--- Start Records for the exercise ---
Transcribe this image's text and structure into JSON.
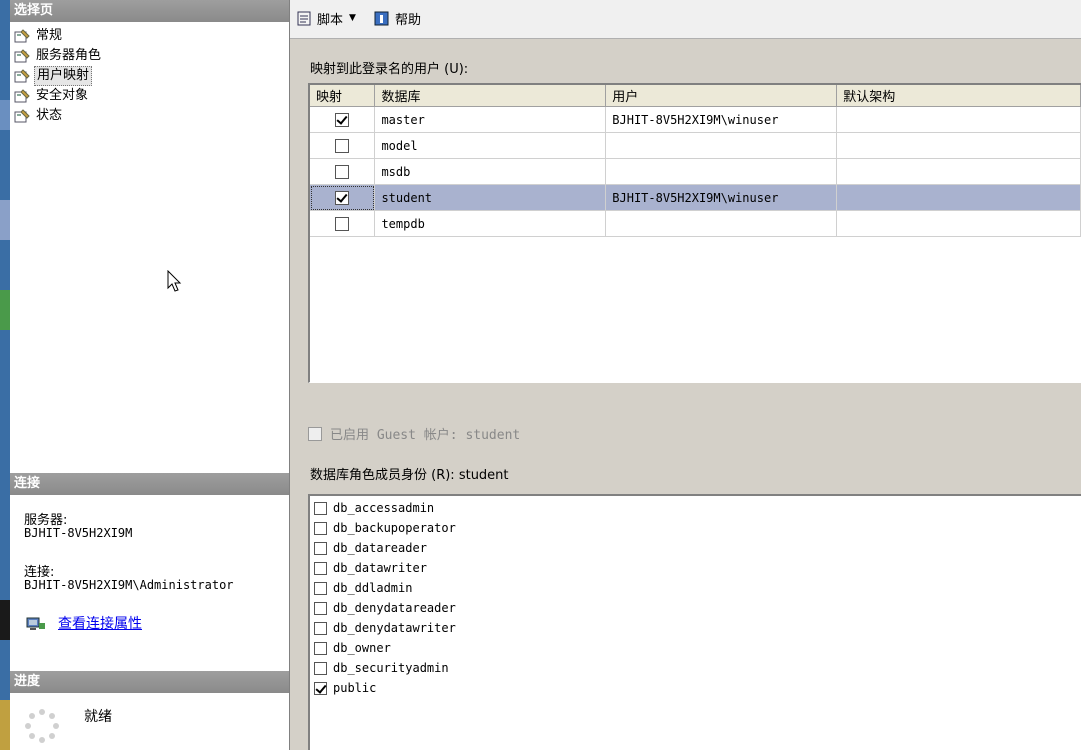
{
  "left_panel": {
    "select_page_header": "选择页",
    "pages": [
      {
        "label": "常规",
        "icon": "page-wrench-icon"
      },
      {
        "label": "服务器角色",
        "icon": "page-wrench-icon"
      },
      {
        "label": "用户映射",
        "icon": "page-wrench-icon"
      },
      {
        "label": "安全对象",
        "icon": "page-wrench-icon"
      },
      {
        "label": "状态",
        "icon": "page-wrench-icon"
      }
    ],
    "selected_page": "用户映射",
    "connection_header": "连接",
    "server_label": "服务器:",
    "server_value": "BJHIT-8V5H2XI9M",
    "connection_label": "连接:",
    "connection_value": "BJHIT-8V5H2XI9M\\Administrator",
    "view_properties_link": "查看连接属性",
    "progress_header": "进度",
    "progress_status": "就绪"
  },
  "toolbar": {
    "script_label": "脚本",
    "help_label": "帮助"
  },
  "mapping": {
    "title": "映射到此登录名的用户 (U):",
    "columns": [
      "映射",
      "数据库",
      "用户",
      "默认架构"
    ],
    "rows": [
      {
        "mapped": true,
        "database": "master",
        "user": "BJHIT-8V5H2XI9M\\winuser",
        "schema": ""
      },
      {
        "mapped": false,
        "database": "model",
        "user": "",
        "schema": ""
      },
      {
        "mapped": false,
        "database": "msdb",
        "user": "",
        "schema": ""
      },
      {
        "mapped": true,
        "database": "student",
        "user": "BJHIT-8V5H2XI9M\\winuser",
        "schema": "",
        "selected": true
      },
      {
        "mapped": false,
        "database": "tempdb",
        "user": "",
        "schema": ""
      }
    ]
  },
  "guest": {
    "label": "已启用 Guest 帐户: student",
    "checked": false,
    "enabled": false
  },
  "roles": {
    "title": "数据库角色成员身份 (R): student",
    "items": [
      {
        "name": "db_accessadmin",
        "checked": false
      },
      {
        "name": "db_backupoperator",
        "checked": false
      },
      {
        "name": "db_datareader",
        "checked": false
      },
      {
        "name": "db_datawriter",
        "checked": false
      },
      {
        "name": "db_ddladmin",
        "checked": false
      },
      {
        "name": "db_denydatareader",
        "checked": false
      },
      {
        "name": "db_denydatawriter",
        "checked": false
      },
      {
        "name": "db_owner",
        "checked": false
      },
      {
        "name": "db_securityadmin",
        "checked": false
      },
      {
        "name": "public",
        "checked": true
      }
    ]
  },
  "colors": {
    "header_gray": "#8a8a8a",
    "selected_row": "#a9b2cf",
    "link": "#0000ee",
    "panel_bg": "#d4d0c8"
  }
}
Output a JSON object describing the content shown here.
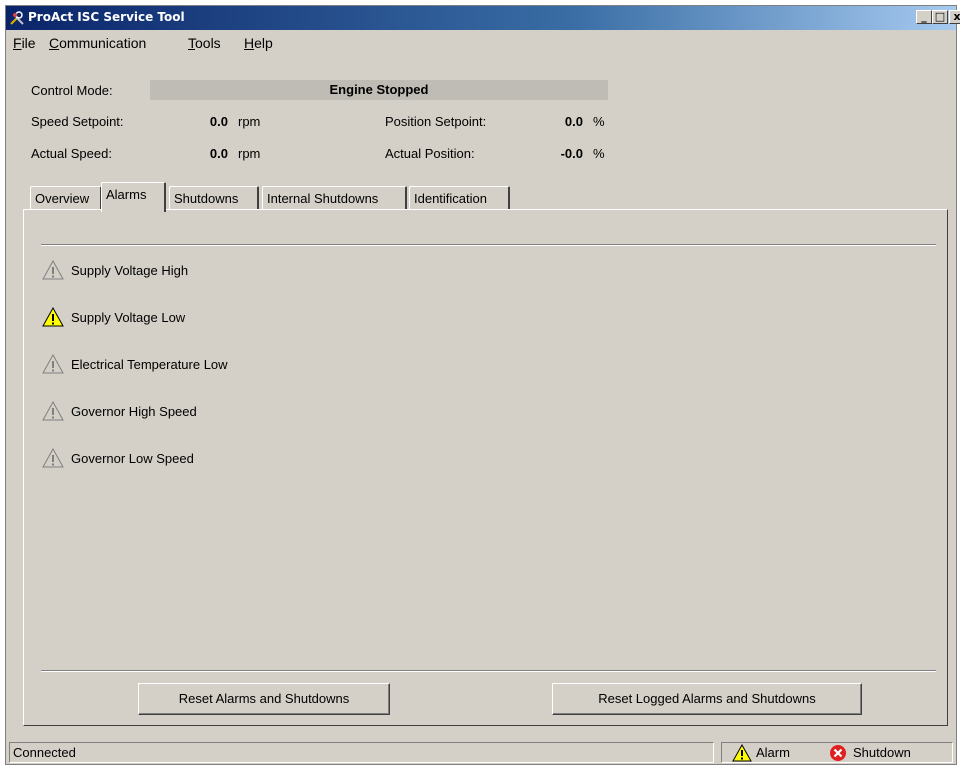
{
  "window": {
    "title": "ProAct ISC Service Tool",
    "controls": [
      "_",
      "□",
      "x"
    ]
  },
  "menu": [
    {
      "label": "File",
      "mnemonic": "F",
      "rest": "ile"
    },
    {
      "label": "Communication",
      "mnemonic": "C",
      "rest": "ommunication"
    },
    {
      "label": "Tools",
      "mnemonic": "T",
      "rest": "ools"
    },
    {
      "label": "Help",
      "mnemonic": "H",
      "rest": "elp"
    }
  ],
  "status": {
    "control_mode_label": "Control Mode:",
    "control_mode_value": "Engine Stopped",
    "speed_setpoint_label": "Speed Setpoint:",
    "speed_setpoint_value": "0.0",
    "speed_setpoint_unit": "rpm",
    "actual_speed_label": "Actual Speed:",
    "actual_speed_value": "0.0",
    "actual_speed_unit": "rpm",
    "position_setpoint_label": "Position Setpoint:",
    "position_setpoint_value": "0.0",
    "position_setpoint_unit": "%",
    "actual_position_label": "Actual Position:",
    "actual_position_value": "-0.0",
    "actual_position_unit": "%"
  },
  "tabs": [
    {
      "label": "Overview",
      "active": false
    },
    {
      "label": "Alarms",
      "active": true
    },
    {
      "label": "Shutdowns",
      "active": false
    },
    {
      "label": "Internal Shutdowns",
      "active": false
    },
    {
      "label": "Identification",
      "active": false
    }
  ],
  "alarms": [
    {
      "label": "Supply Voltage High",
      "active": false,
      "icon": "warning-icon"
    },
    {
      "label": "Supply Voltage Low",
      "active": true,
      "icon": "warning-icon"
    },
    {
      "label": "Electrical Temperature Low",
      "active": false,
      "icon": "warning-icon"
    },
    {
      "label": "Governor High Speed",
      "active": false,
      "icon": "warning-icon"
    },
    {
      "label": "Governor Low Speed",
      "active": false,
      "icon": "warning-icon"
    }
  ],
  "buttons": {
    "reset": "Reset Alarms and Shutdowns",
    "reset_logged": "Reset Logged Alarms and Shutdowns"
  },
  "statusbar": {
    "connection": "Connected",
    "alarm_label": "Alarm",
    "shutdown_label": "Shutdown"
  },
  "colors": {
    "warning_active": "#ffff00",
    "warning_inactive": "#d4d0c8",
    "shutdown": "#e02020",
    "titlebar": "#0a246a"
  }
}
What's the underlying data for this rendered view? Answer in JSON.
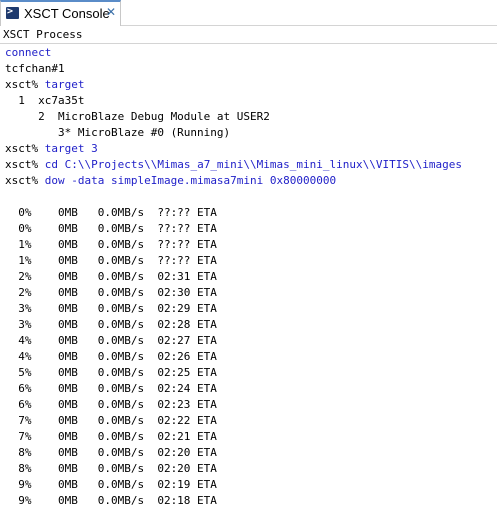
{
  "tab": {
    "title": "XSCT Console",
    "icon": "console-icon",
    "close_glyph": "✕"
  },
  "process_label": "XSCT Process",
  "colors": {
    "command": "#1f1fc8",
    "output": "#000000",
    "tab_accent": "#5a8cc8"
  },
  "console_lines": [
    {
      "prompt": "",
      "text": "connect",
      "kind": "command"
    },
    {
      "prompt": "",
      "text": "tcfchan#1",
      "kind": "output"
    },
    {
      "prompt": "xsct% ",
      "text": "target",
      "kind": "command"
    },
    {
      "prompt": "",
      "text": "  1  xc7a35t",
      "kind": "output"
    },
    {
      "prompt": "",
      "text": "     2  MicroBlaze Debug Module at USER2",
      "kind": "output"
    },
    {
      "prompt": "",
      "text": "        3* MicroBlaze #0 (Running)",
      "kind": "output"
    },
    {
      "prompt": "xsct% ",
      "text": "target 3",
      "kind": "command"
    },
    {
      "prompt": "xsct% ",
      "text": "cd C:\\\\Projects\\\\Mimas_a7_mini\\\\Mimas_mini_linux\\\\VITIS\\\\images",
      "kind": "command"
    },
    {
      "prompt": "xsct% ",
      "text": "dow -data simpleImage.mimasa7mini 0x80000000",
      "kind": "command"
    },
    {
      "prompt": "",
      "text": "",
      "kind": "output"
    },
    {
      "prompt": "",
      "text": "  0%    0MB   0.0MB/s  ??:?? ETA",
      "kind": "output"
    },
    {
      "prompt": "",
      "text": "  0%    0MB   0.0MB/s  ??:?? ETA",
      "kind": "output"
    },
    {
      "prompt": "",
      "text": "  1%    0MB   0.0MB/s  ??:?? ETA",
      "kind": "output"
    },
    {
      "prompt": "",
      "text": "  1%    0MB   0.0MB/s  ??:?? ETA",
      "kind": "output"
    },
    {
      "prompt": "",
      "text": "  2%    0MB   0.0MB/s  02:31 ETA",
      "kind": "output"
    },
    {
      "prompt": "",
      "text": "  2%    0MB   0.0MB/s  02:30 ETA",
      "kind": "output"
    },
    {
      "prompt": "",
      "text": "  3%    0MB   0.0MB/s  02:29 ETA",
      "kind": "output"
    },
    {
      "prompt": "",
      "text": "  3%    0MB   0.0MB/s  02:28 ETA",
      "kind": "output"
    },
    {
      "prompt": "",
      "text": "  4%    0MB   0.0MB/s  02:27 ETA",
      "kind": "output"
    },
    {
      "prompt": "",
      "text": "  4%    0MB   0.0MB/s  02:26 ETA",
      "kind": "output"
    },
    {
      "prompt": "",
      "text": "  5%    0MB   0.0MB/s  02:25 ETA",
      "kind": "output"
    },
    {
      "prompt": "",
      "text": "  6%    0MB   0.0MB/s  02:24 ETA",
      "kind": "output"
    },
    {
      "prompt": "",
      "text": "  6%    0MB   0.0MB/s  02:23 ETA",
      "kind": "output"
    },
    {
      "prompt": "",
      "text": "  7%    0MB   0.0MB/s  02:22 ETA",
      "kind": "output"
    },
    {
      "prompt": "",
      "text": "  7%    0MB   0.0MB/s  02:21 ETA",
      "kind": "output"
    },
    {
      "prompt": "",
      "text": "  8%    0MB   0.0MB/s  02:20 ETA",
      "kind": "output"
    },
    {
      "prompt": "",
      "text": "  8%    0MB   0.0MB/s  02:20 ETA",
      "kind": "output"
    },
    {
      "prompt": "",
      "text": "  9%    0MB   0.0MB/s  02:19 ETA",
      "kind": "output"
    },
    {
      "prompt": "",
      "text": "  9%    0MB   0.0MB/s  02:18 ETA",
      "kind": "output"
    }
  ]
}
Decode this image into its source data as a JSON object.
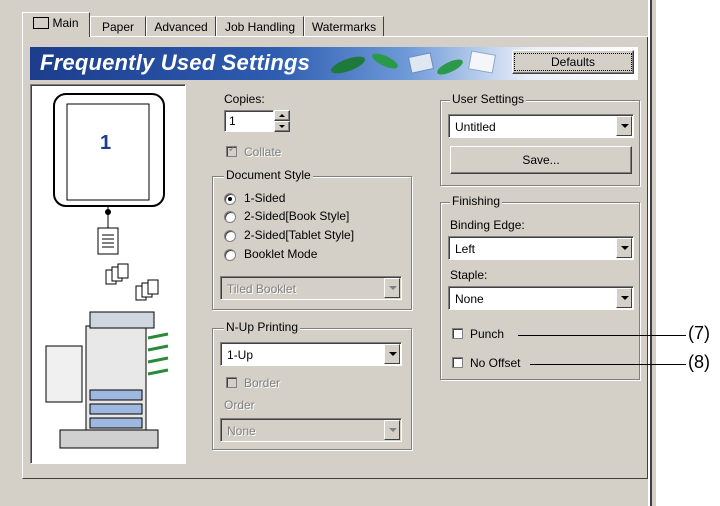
--- End Records for the exercise ---
Within the listing above, work out how many lines contain the string "object", and reply with that number only.

*Answer to the exercise:* 2